[Recorded data]
--------------------------------------------------

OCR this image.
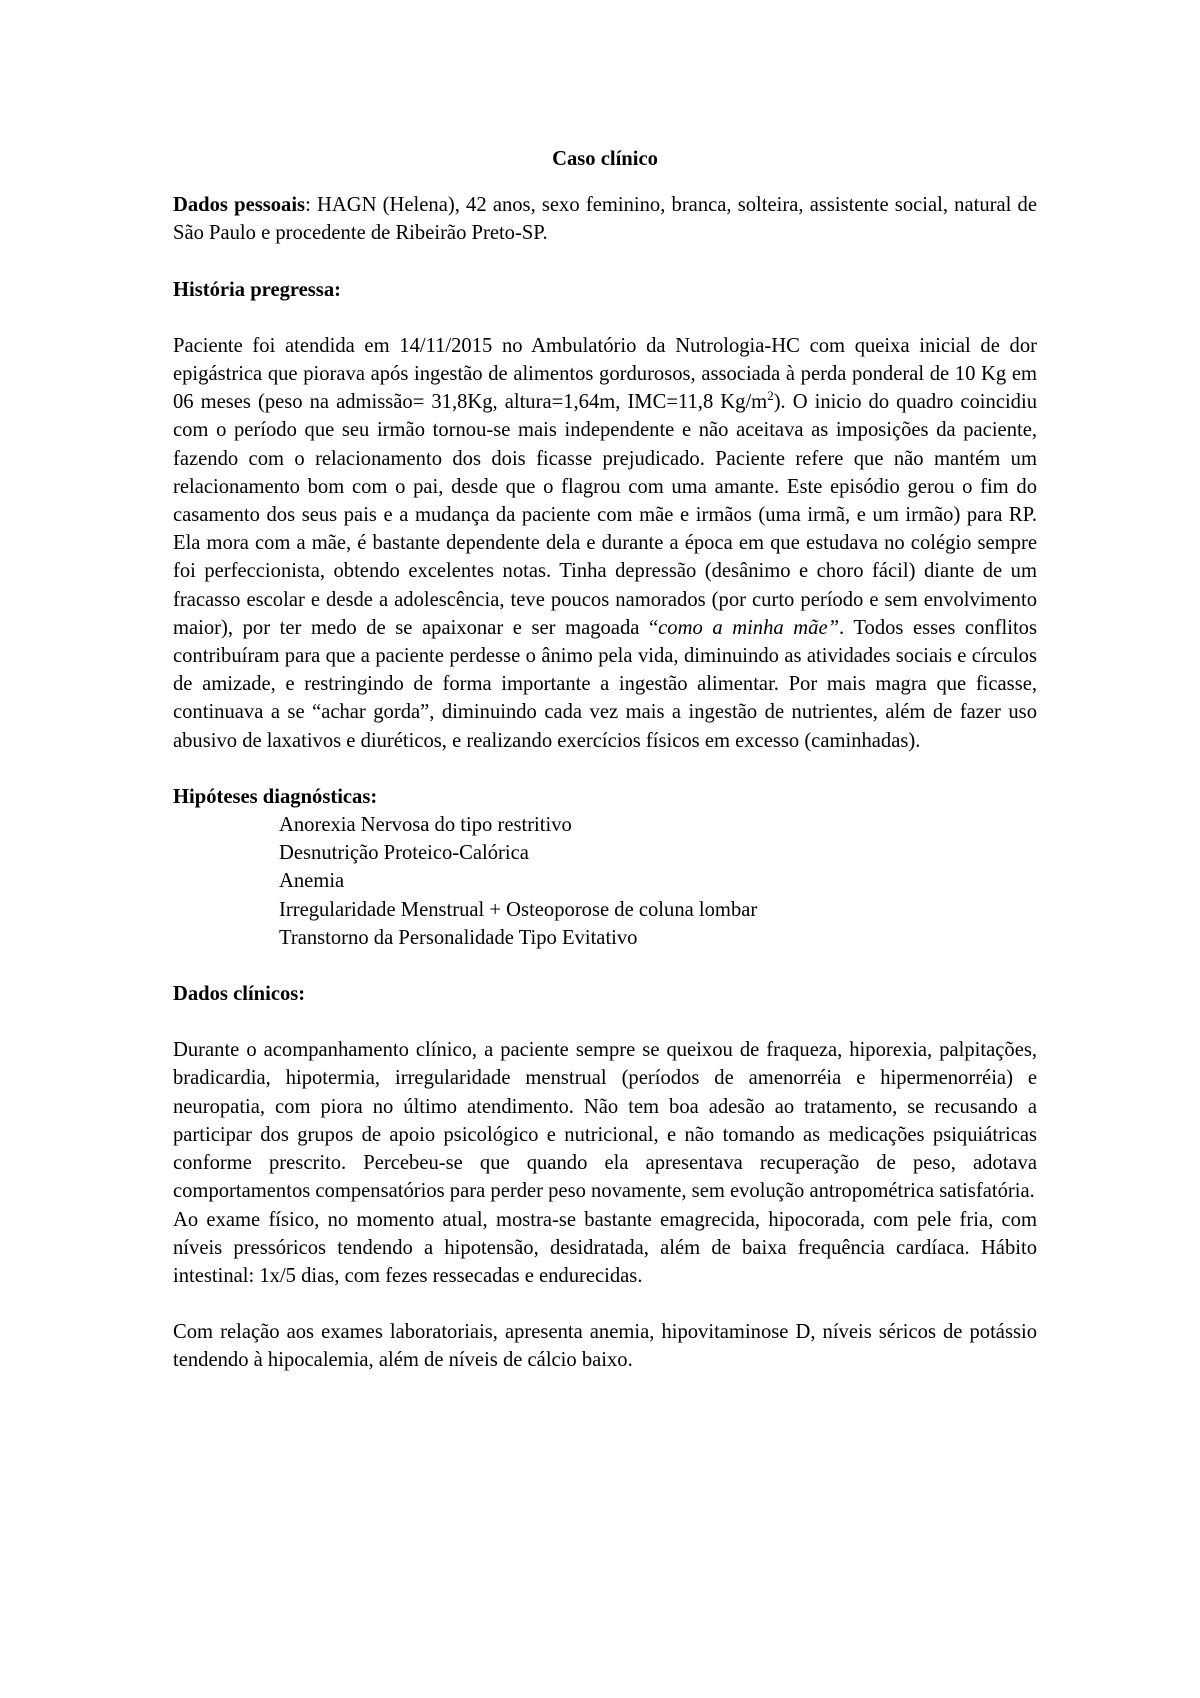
Caso clínico

Dados pessoais: HAGN (Helena), 42 anos, sexo feminino, branca, solteira, assistente social, natural de São Paulo e procedente de Ribeirão Preto-SP.

História pregressa:

Paciente foi atendida em 14/11/2015 no Ambulatório da Nutrologia-HC com queixa inicial de dor epigástrica que piorava após ingestão de alimentos gordurosos, associada à perda ponderal de 10 Kg em 06 meses (peso na admissão= 31,8Kg, altura=1,64m, IMC=11,8 $Kg/m^2$). O inicio do quadro coincidiu com o período que seu irmão tornou-se mais independente e não aceitava as imposições da paciente, fazendo com o relacionamento dos dois ficasse prejudicado. Paciente refere que não mantém um relacionamento bom com o pai, desde que o flagrou com uma amante. Este episódio gerou o fim do casamento dos seus pais e a mudança da paciente com mãe e irmãos (uma irmã, e um irmão) para RP. Ela mora com a mãe, é bastante dependente dela e durante a época em que estudava no colégio sempre foi perfeccionista, obtendo excelentes notas. Tinha depressão (desânimo e choro fácil) diante de um fracasso escolar e desde a adolescência, teve poucos namorados (por curto período e sem envolvimento maior), por ter medo de se apaixonar e ser magoada “como a minha mãe”. Todos esses conflitos contribuíram para que a paciente perdesse o ânimo pela vida, diminuindo as atividades sociais e círculos de amizade, e restringindo de forma importante a ingestão alimentar. Por mais magra que ficasse, continuava a se “achar gorda”, diminuindo cada vez mais a ingestão de nutrientes, além de fazer uso abusivo de laxativos e diuréticos, e realizando exercícios físicos em excesso (caminhadas).

Hipóteses diagnósticas:
Anorexia Nervosa do tipo restritivo
Desnutrição Proteico-Calórica
Anemia
Irregularidade Menstrual + Osteoporose de coluna lombar
Transtorno da Personalidade Tipo Evitativo
Dados clínicos:

Durante o acompanhamento clínico, a paciente sempre se queixou de fraqueza, hiporexia, palpitações, bradicardia, hipotermia, irregularidade menstrual (períodos de amenorréia e hipermenorréia) e neuropatia, com piora no último atendimento. Não tem boa adesão ao tratamento, se recusando a participar dos grupos de apoio psicológico e nutricional, e não tomando as medicações psiquiátricas conforme prescrito. Percebeu-se que quando ela apresentava recuperação de peso, adotava comportamentos compensatórios para perder peso novamente, sem evolução antropométrica satisfatória.

Ao exame físico, no momento atual, mostra-se bastante emagrecida, hipocorada, com pele fria, com níveis pressóricos tendendo a hipotensão, desidratada, além de baixa frequência cardíaca. Hábito intestinal: 1x/5 dias, com fezes ressecadas e endurecidas.

Com relação aos exames laboratoriais, apresenta anemia, hipovitaminose D, níveis séricos de potássio tendendo à hipocalemia, além de níveis de cálcio baixo.
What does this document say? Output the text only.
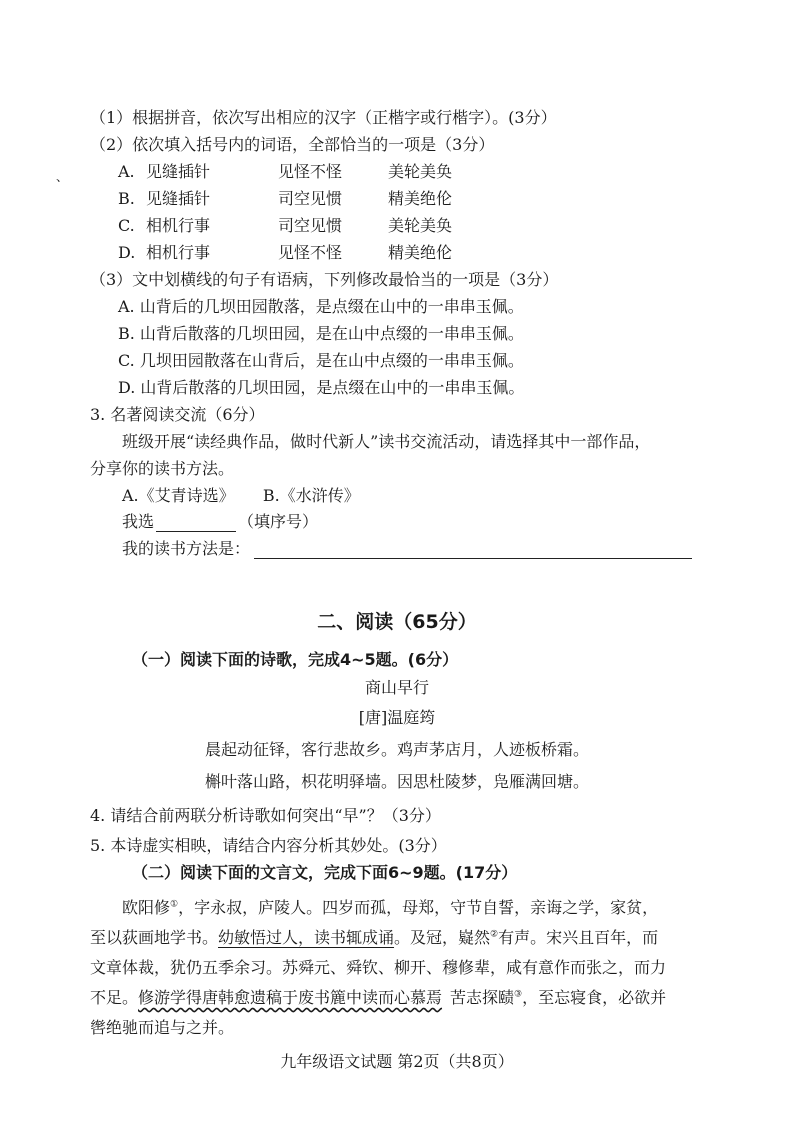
、
（1）根据拼音，依次写出相应的汉字（正楷字或行楷字）。(3分）
（2）依次填入括号内的词语，全部恰当的一项是（3分）
A. 见缝插针	见怪不怪	美轮美奂
B. 见缝插针	司空见惯	精美绝伦
C. 相机行事	司空见惯	美轮美奂
D. 相机行事	见怪不怪	精美绝伦
（3）文中划横线的句子有语病，下列修改最恰当的一项是（3分）
A. 山背后的几坝田园散落，是点缀在山中的一串串玉佩。
B. 山背后散落的几坝田园，是在山中点缀的一串串玉佩。
C. 几坝田园散落在山背后，是在山中点缀的一串串玉佩。
D. 山背后散落的几坝田园，是点缀在山中的一串串玉佩。
3. 名著阅读交流（6分）
班级开展“读经典作品，做时代新人”读书交流活动，请选择其中一部作品，
分享你的读书方法。
A.《艾青诗选》 B.《水浒传》
我选	（填序号）
我的读书方法是：
二、阅读（65分）
（一）阅读下面的诗歌，完成4~5题。(6分）
商山早行
[唐]温庭筠
晨起动征铎，客行悲故乡。鸡声茅店月，人迹板桥霜。
槲叶落山路，枳花明驿墙。因思杜陵梦，凫雁满回塘。
4. 请结合前两联分析诗歌如何突出“早”？（3分）
5. 本诗虚实相映，请结合内容分析其妙处。(3分）
（二）阅读下面的文言文，完成下面6~9题。(17分）
欧阳修①，字永叔，庐陵人。四岁而孤，母郑，守节自誓，亲诲之学，家贫，
至以荻画地学书。幼敏悟过人，读书辄成诵。及冠，嶷然②有声。宋兴且百年，而
文章体裁，犹仍五季余习。苏舜元、舜钦、柳开、穆修辈，咸有意作而张之，而力
不足。修游学得唐韩愈遗稿于废书簏中读而心慕焉 苦志探赜③，至忘寝食，必欲并
辔绝驰而追与之并。
九年级语文试题 第2页（共8页）
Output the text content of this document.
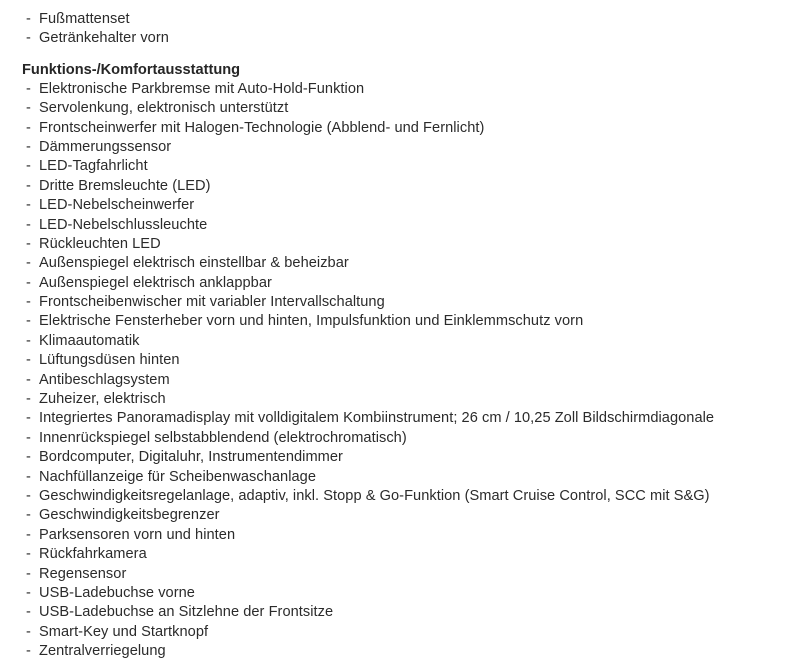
- Fußmattenset
- Getränkehalter vorn
Funktions-/Komfortausstattung
- Elektronische Parkbremse mit Auto-Hold-Funktion
- Servolenkung, elektronisch unterstützt
- Frontscheinwerfer mit Halogen-Technologie (Abblend- und Fernlicht)
- Dämmerungssensor
- LED-Tagfahrlicht
- Dritte Bremsleuchte (LED)
- LED-Nebelscheinwerfer
- LED-Nebelschlussleuchte
- Rückleuchten LED
- Außenspiegel elektrisch einstellbar & beheizbar
- Außenspiegel elektrisch anklappbar
- Frontscheibenwischer mit variabler Intervallschaltung
- Elektrische Fensterheber vorn und hinten, Impulsfunktion und Einklemmschutz vorn
- Klimaautomatik
- Lüftungsdüsen hinten
- Antibeschlagsystem
- Zuheizer, elektrisch
- Integriertes Panoramadisplay mit volldigitalem Kombiinstrument; 26 cm / 10,25 Zoll Bildschirmdiagonale
- Innenrückspiegel selbstabblendend (elektrochromatisch)
- Bordcomputer, Digitaluhr, Instrumentendimmer
- Nachfüllanzeige für Scheibenwaschanlage
- Geschwindigkeitsregelanlage, adaptiv, inkl. Stopp & Go-Funktion (Smart Cruise Control, SCC mit S&G)
- Geschwindigkeitsbegrenzer
- Parksensoren vorn und hinten
- Rückfahrkamera
- Regensensor
- USB-Ladebuchse vorne
- USB-Ladebuchse an Sitzlehne der Frontsitze
- Smart-Key und Startknopf
- Zentralverriegelung
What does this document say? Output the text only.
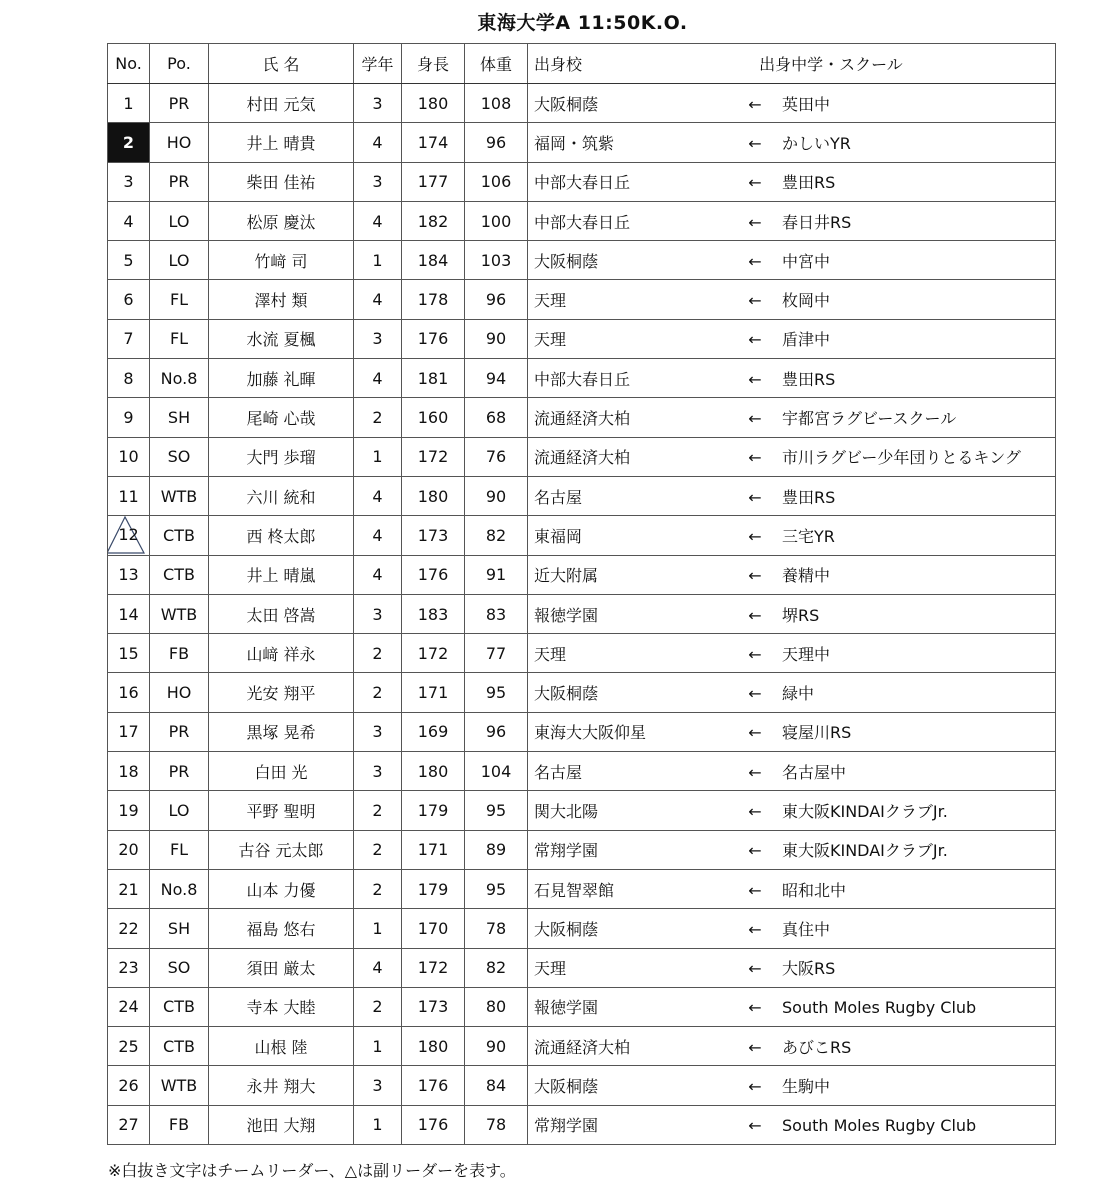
東海大学A 11:50K.O.
No.	Po.	氏 名	学年	身長	体重	出身校 出身中学・スクール
1	PR	村田 元気	3	180	108	大阪桐蔭 ← 英田中
2	HO	井上 晴貴	4	174	96	福岡・筑紫 ← かしいYR
3	PR	柴田 佳祐	3	177	106	中部大春日丘 ← 豊田RS
4	LO	松原 慶汰	4	182	100	中部大春日丘 ← 春日井RS
5	LO	竹﨑 司	1	184	103	大阪桐蔭 ← 中宮中
6	FL	澤村 類	4	178	96	天理 ← 枚岡中
7	FL	水流 夏楓	3	176	90	天理 ← 盾津中
8	No.8	加藤 礼暉	4	181	94	中部大春日丘 ← 豊田RS
9	SH	尾崎 心哉	2	160	68	流通経済大柏 ← 宇都宮ラグビースクール
10	SO	大門 歩瑠	1	172	76	流通経済大柏 ← 市川ラグビー少年団りとるキング
11	WTB	六川 統和	4	180	90	名古屋 ← 豊田RS

12	CTB	西 柊太郎	4	173	82	東福岡 ← 三宅YR
13	CTB	井上 晴嵐	4	176	91	近大附属 ← 養精中
14	WTB	太田 啓嵩	3	183	83	報徳学園 ← 堺RS
15	FB	山﨑 祥永	2	172	77	天理 ← 天理中
16	HO	光安 翔平	2	171	95	大阪桐蔭 ← 緑中
17	PR	黒塚 晃希	3	169	96	東海大大阪仰星 ← 寝屋川RS
18	PR	白田 光	3	180	104	名古屋 ← 名古屋中
19	LO	平野 聖明	2	179	95	関大北陽 ← 東大阪KINDAIクラブJr.
20	FL	古谷 元太郎	2	171	89	常翔学園 ← 東大阪KINDAIクラブJr.
21	No.8	山本 力優	2	179	95	石見智翠館 ← 昭和北中
22	SH	福島 悠右	1	170	78	大阪桐蔭 ← 真住中
23	SO	須田 厳太	4	172	82	天理 ← 大阪RS
24	CTB	寺本 大睦	2	173	80	報徳学園 ← South Moles Rugby Club
25	CTB	山根 陸	1	180	90	流通経済大柏 ← あびこRS
26	WTB	永井 翔大	3	176	84	大阪桐蔭 ← 生駒中
27	FB	池田 大翔	1	176	78	常翔学園 ← South Moles Rugby Club
※白抜き文字はチームリーダー、△は副リーダーを表す。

--------------------------------------------------

[DIRECTIONS] In the entries above, locate every line with the word "大阪桐蔭" and copy it.

[ANSWER TO THIS PROBLEM]
1	PR	村田 元気	3	180	108	大阪桐蔭 ← 英田中
5	LO	竹﨑 司	1	184	103	大阪桐蔭 ← 中宮中
16	HO	光安 翔平	2	171	95	大阪桐蔭 ← 緑中
22	SH	福島 悠右	1	170	78	大阪桐蔭 ← 真住中
26	WTB	永井 翔大	3	176	84	大阪桐蔭 ← 生駒中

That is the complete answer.